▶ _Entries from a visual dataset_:
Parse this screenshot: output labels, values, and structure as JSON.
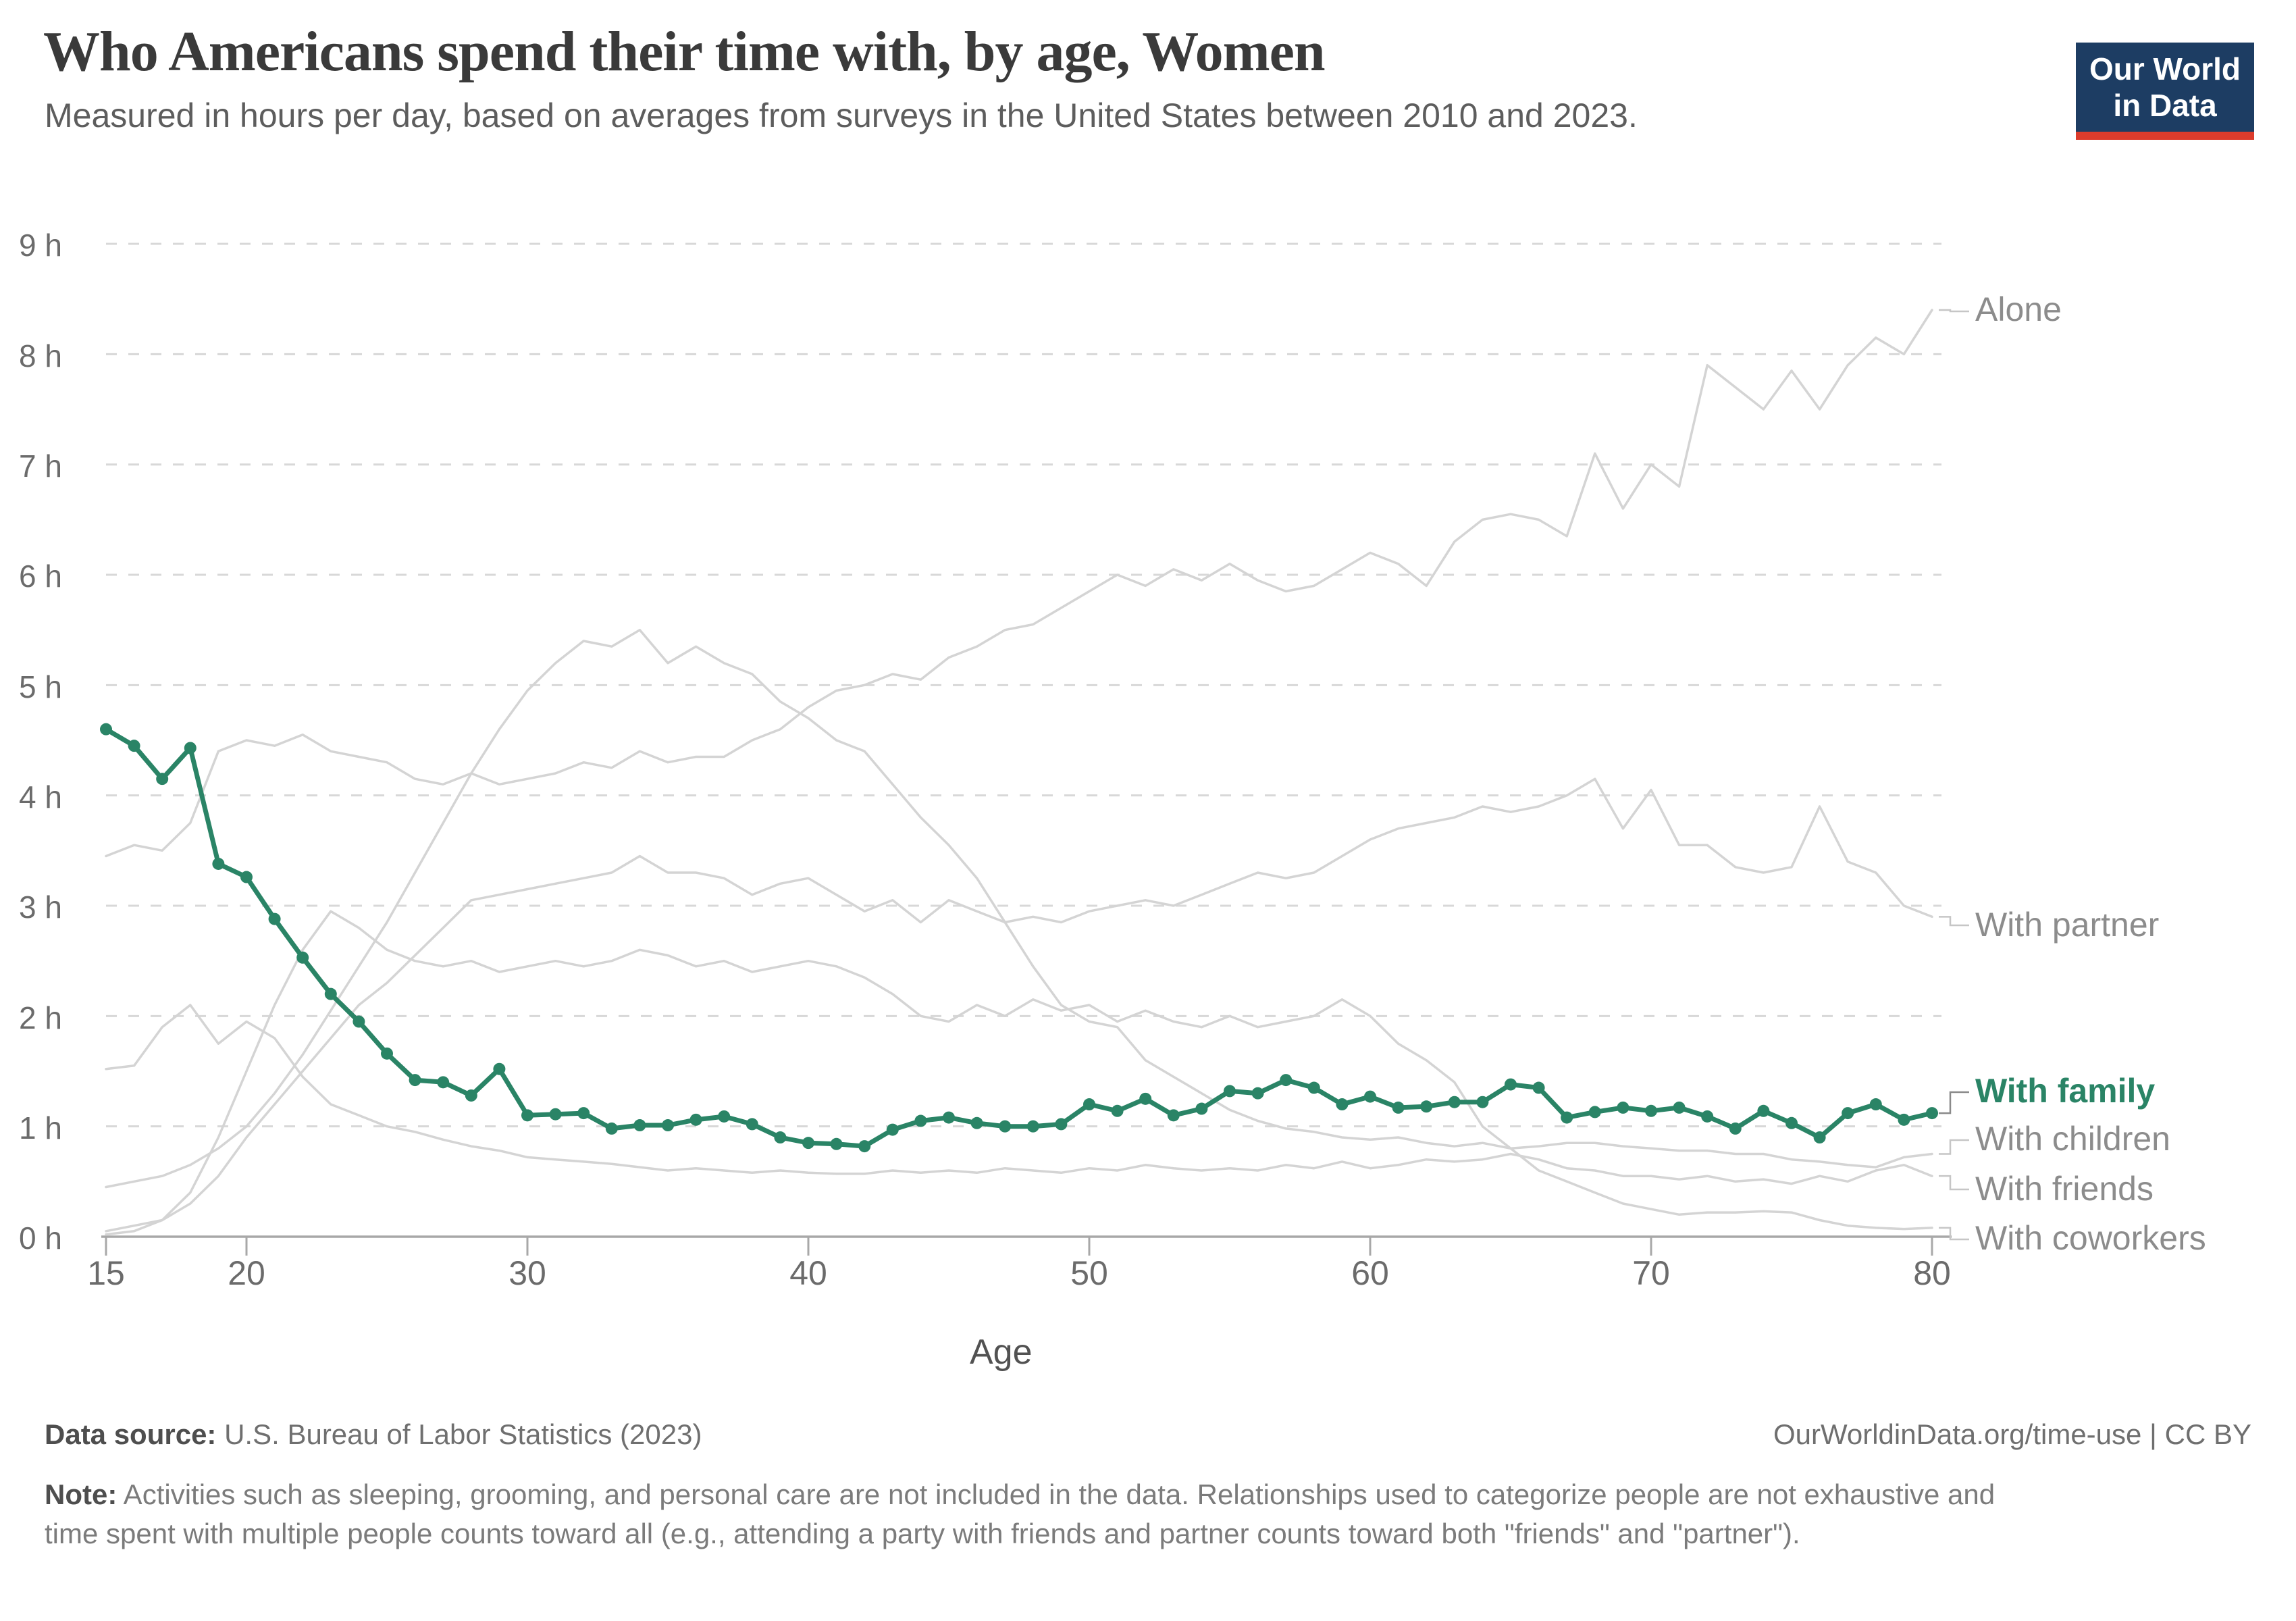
{
  "header": {
    "title": "Who Americans spend their time with, by age, Women",
    "subtitle": "Measured in hours per day, based on averages from surveys in the United States between 2010 and 2023."
  },
  "logo": {
    "line1": "Our World",
    "line2": "in Data",
    "bg_color": "#1d3d63",
    "bar_color": "#dc3c2c"
  },
  "chart_data": {
    "type": "line",
    "xlabel": "Age",
    "ylabel": "",
    "ylim": [
      0,
      9
    ],
    "xlim": [
      15,
      80
    ],
    "grid": "horizontal-dashed",
    "legend_position": "right-edge-labels",
    "ytick_labels": [
      "0 h",
      "1 h",
      "2 h",
      "3 h",
      "4 h",
      "5 h",
      "6 h",
      "7 h",
      "8 h",
      "9 h"
    ],
    "xticks": [
      15,
      20,
      30,
      40,
      50,
      60,
      70,
      80
    ],
    "x": [
      15,
      16,
      17,
      18,
      19,
      20,
      21,
      22,
      23,
      24,
      25,
      26,
      27,
      28,
      29,
      30,
      31,
      32,
      33,
      34,
      35,
      36,
      37,
      38,
      39,
      40,
      41,
      42,
      43,
      44,
      45,
      46,
      47,
      48,
      49,
      50,
      51,
      52,
      53,
      54,
      55,
      56,
      57,
      58,
      59,
      60,
      61,
      62,
      63,
      64,
      65,
      66,
      67,
      68,
      69,
      70,
      71,
      72,
      73,
      74,
      75,
      76,
      77,
      78,
      79,
      80
    ],
    "series": [
      {
        "name": "Alone",
        "color": "#d4d4d4",
        "highlight": false,
        "values": [
          3.45,
          3.55,
          3.5,
          3.75,
          4.4,
          4.5,
          4.45,
          4.55,
          4.4,
          4.35,
          4.3,
          4.15,
          4.1,
          4.2,
          4.1,
          4.15,
          4.2,
          4.3,
          4.25,
          4.4,
          4.3,
          4.35,
          4.35,
          4.5,
          4.6,
          4.8,
          4.95,
          5.0,
          5.1,
          5.05,
          5.25,
          5.35,
          5.5,
          5.55,
          5.7,
          5.85,
          6.0,
          5.9,
          6.05,
          5.95,
          6.1,
          5.95,
          5.85,
          5.9,
          6.05,
          6.2,
          6.1,
          5.9,
          6.3,
          6.5,
          6.55,
          6.5,
          6.35,
          7.1,
          6.6,
          7.0,
          6.8,
          7.9,
          7.7,
          7.5,
          7.85,
          7.5,
          7.9,
          8.15,
          8.0,
          8.4
        ]
      },
      {
        "name": "With partner",
        "color": "#d4d4d4",
        "highlight": false,
        "values": [
          0.05,
          0.1,
          0.15,
          0.3,
          0.55,
          0.9,
          1.2,
          1.5,
          1.8,
          2.1,
          2.3,
          2.55,
          2.8,
          3.05,
          3.1,
          3.15,
          3.2,
          3.25,
          3.3,
          3.45,
          3.3,
          3.3,
          3.25,
          3.1,
          3.2,
          3.25,
          3.1,
          2.95,
          3.05,
          2.85,
          3.05,
          2.95,
          2.85,
          2.9,
          2.85,
          2.95,
          3.0,
          3.05,
          3.0,
          3.1,
          3.2,
          3.3,
          3.25,
          3.3,
          3.45,
          3.6,
          3.7,
          3.75,
          3.8,
          3.9,
          3.85,
          3.9,
          4.0,
          4.15,
          3.7,
          4.05,
          3.55,
          3.55,
          3.35,
          3.3,
          3.35,
          3.9,
          3.4,
          3.3,
          3.0,
          2.9
        ]
      },
      {
        "name": "With family",
        "color": "#2a8466",
        "highlight": true,
        "values": [
          4.6,
          4.45,
          4.15,
          4.43,
          3.38,
          3.26,
          2.88,
          2.53,
          2.2,
          1.95,
          1.66,
          1.42,
          1.4,
          1.28,
          1.52,
          1.1,
          1.11,
          1.12,
          0.98,
          1.01,
          1.01,
          1.06,
          1.09,
          1.02,
          0.9,
          0.85,
          0.84,
          0.82,
          0.97,
          1.05,
          1.08,
          1.03,
          1.0,
          1.0,
          1.02,
          1.2,
          1.14,
          1.25,
          1.1,
          1.16,
          1.32,
          1.3,
          1.42,
          1.35,
          1.2,
          1.27,
          1.17,
          1.18,
          1.22,
          1.22,
          1.38,
          1.35,
          1.08,
          1.13,
          1.17,
          1.14,
          1.17,
          1.09,
          0.98,
          1.14,
          1.03,
          0.9,
          1.12,
          1.2,
          1.06,
          1.12
        ]
      },
      {
        "name": "With children",
        "color": "#d4d4d4",
        "highlight": false,
        "values": [
          0.45,
          0.5,
          0.55,
          0.65,
          0.8,
          1.0,
          1.3,
          1.65,
          2.05,
          2.45,
          2.85,
          3.3,
          3.75,
          4.2,
          4.6,
          4.95,
          5.2,
          5.4,
          5.35,
          5.5,
          5.2,
          5.35,
          5.2,
          5.1,
          4.85,
          4.7,
          4.5,
          4.4,
          4.1,
          3.8,
          3.55,
          3.25,
          2.85,
          2.45,
          2.1,
          1.95,
          1.9,
          1.6,
          1.45,
          1.3,
          1.15,
          1.05,
          0.98,
          0.95,
          0.9,
          0.88,
          0.9,
          0.85,
          0.82,
          0.85,
          0.8,
          0.82,
          0.85,
          0.85,
          0.82,
          0.8,
          0.78,
          0.78,
          0.75,
          0.75,
          0.7,
          0.68,
          0.65,
          0.63,
          0.72,
          0.75
        ]
      },
      {
        "name": "With friends",
        "color": "#d4d4d4",
        "highlight": false,
        "values": [
          1.52,
          1.55,
          1.9,
          2.1,
          1.75,
          1.95,
          1.8,
          1.45,
          1.2,
          1.1,
          1.0,
          0.95,
          0.88,
          0.82,
          0.78,
          0.72,
          0.7,
          0.68,
          0.66,
          0.63,
          0.6,
          0.62,
          0.6,
          0.58,
          0.6,
          0.58,
          0.57,
          0.57,
          0.6,
          0.58,
          0.6,
          0.58,
          0.62,
          0.6,
          0.58,
          0.62,
          0.6,
          0.65,
          0.62,
          0.6,
          0.62,
          0.6,
          0.65,
          0.62,
          0.68,
          0.62,
          0.65,
          0.7,
          0.68,
          0.7,
          0.75,
          0.7,
          0.62,
          0.6,
          0.55,
          0.55,
          0.52,
          0.55,
          0.5,
          0.52,
          0.48,
          0.55,
          0.5,
          0.6,
          0.65,
          0.55
        ]
      },
      {
        "name": "With coworkers",
        "color": "#d4d4d4",
        "highlight": false,
        "values": [
          0.02,
          0.05,
          0.15,
          0.4,
          0.9,
          1.5,
          2.1,
          2.6,
          2.95,
          2.8,
          2.6,
          2.5,
          2.45,
          2.5,
          2.4,
          2.45,
          2.5,
          2.45,
          2.5,
          2.6,
          2.55,
          2.45,
          2.5,
          2.4,
          2.45,
          2.5,
          2.45,
          2.35,
          2.2,
          2.0,
          1.95,
          2.1,
          2.0,
          2.15,
          2.05,
          2.1,
          1.95,
          2.05,
          1.95,
          1.9,
          2.0,
          1.9,
          1.95,
          2.0,
          2.15,
          2.0,
          1.75,
          1.6,
          1.4,
          1.0,
          0.8,
          0.6,
          0.5,
          0.4,
          0.3,
          0.25,
          0.2,
          0.22,
          0.22,
          0.23,
          0.22,
          0.15,
          0.1,
          0.08,
          0.07,
          0.08
        ]
      }
    ],
    "title": "Who Americans spend their time with, by age, Women",
    "accent_color": "#2a8466",
    "gridline_color": "#d8d8d8",
    "axis_color": "#a8a8a8"
  },
  "footer": {
    "data_source_label": "Data source:",
    "data_source_text": " U.S. Bureau of Labor Statistics (2023)",
    "link_text": "OurWorldinData.org/time-use | CC BY",
    "note_label": "Note:",
    "note_text": " Activities such as sleeping, grooming, and personal care are not included in the data. Relationships used to categorize people are not exhaustive and time spent with multiple people counts toward all (e.g., attending a party with friends and partner counts toward both \"friends\" and \"partner\")."
  }
}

▶ _GIVEN TASK_:
Copy every line that contains the string "time".

▶ _REPLY_:
    "title": "Who Americans spend their time with, by age, Women",
    "title": "Who Americans spend their time with, by age, Women",
    "link_text": "OurWorldinData.org/time-use | CC BY",
    "note_text": " Activities such as sleeping, grooming, and personal care are not included in the data. Relationships used to categorize people are not exhaustive and time spent with multiple people counts toward all (e.g., attending a party with friends and partner counts toward both \"friends\" and \"partner\")."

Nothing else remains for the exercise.